- _Dataset records_:
-- begin --

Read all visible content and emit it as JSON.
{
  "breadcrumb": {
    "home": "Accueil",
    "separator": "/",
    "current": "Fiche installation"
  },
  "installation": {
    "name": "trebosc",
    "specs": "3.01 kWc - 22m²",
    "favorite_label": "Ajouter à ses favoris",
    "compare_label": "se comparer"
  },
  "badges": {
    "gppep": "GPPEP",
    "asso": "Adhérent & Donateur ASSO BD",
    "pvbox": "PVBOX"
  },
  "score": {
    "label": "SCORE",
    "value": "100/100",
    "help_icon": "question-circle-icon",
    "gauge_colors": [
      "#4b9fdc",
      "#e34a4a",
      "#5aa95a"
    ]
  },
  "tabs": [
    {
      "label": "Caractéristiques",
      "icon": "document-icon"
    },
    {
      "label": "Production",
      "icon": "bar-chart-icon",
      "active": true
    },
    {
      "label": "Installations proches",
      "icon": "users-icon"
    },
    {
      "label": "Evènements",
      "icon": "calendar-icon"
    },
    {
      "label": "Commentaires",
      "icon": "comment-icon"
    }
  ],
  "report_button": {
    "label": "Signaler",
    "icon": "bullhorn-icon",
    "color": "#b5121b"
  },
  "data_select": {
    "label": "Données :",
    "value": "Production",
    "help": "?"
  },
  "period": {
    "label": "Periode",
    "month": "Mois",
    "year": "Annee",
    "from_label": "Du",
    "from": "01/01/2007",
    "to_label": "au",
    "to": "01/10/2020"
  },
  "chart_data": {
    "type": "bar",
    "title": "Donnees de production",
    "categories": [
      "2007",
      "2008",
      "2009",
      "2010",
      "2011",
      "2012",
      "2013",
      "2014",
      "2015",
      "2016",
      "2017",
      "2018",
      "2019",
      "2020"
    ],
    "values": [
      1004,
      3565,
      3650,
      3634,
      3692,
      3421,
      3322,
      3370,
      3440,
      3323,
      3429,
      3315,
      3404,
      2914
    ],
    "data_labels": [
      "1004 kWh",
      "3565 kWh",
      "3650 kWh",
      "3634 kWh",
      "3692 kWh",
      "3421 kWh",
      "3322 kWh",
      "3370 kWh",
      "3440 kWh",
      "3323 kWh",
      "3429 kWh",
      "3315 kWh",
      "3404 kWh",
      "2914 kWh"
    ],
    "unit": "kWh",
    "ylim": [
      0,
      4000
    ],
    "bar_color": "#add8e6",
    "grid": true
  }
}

-- end --

- _What this task involves_: Output nothing but the number of lines in the data containing the string "icon".

- _Solution to the problem_: 7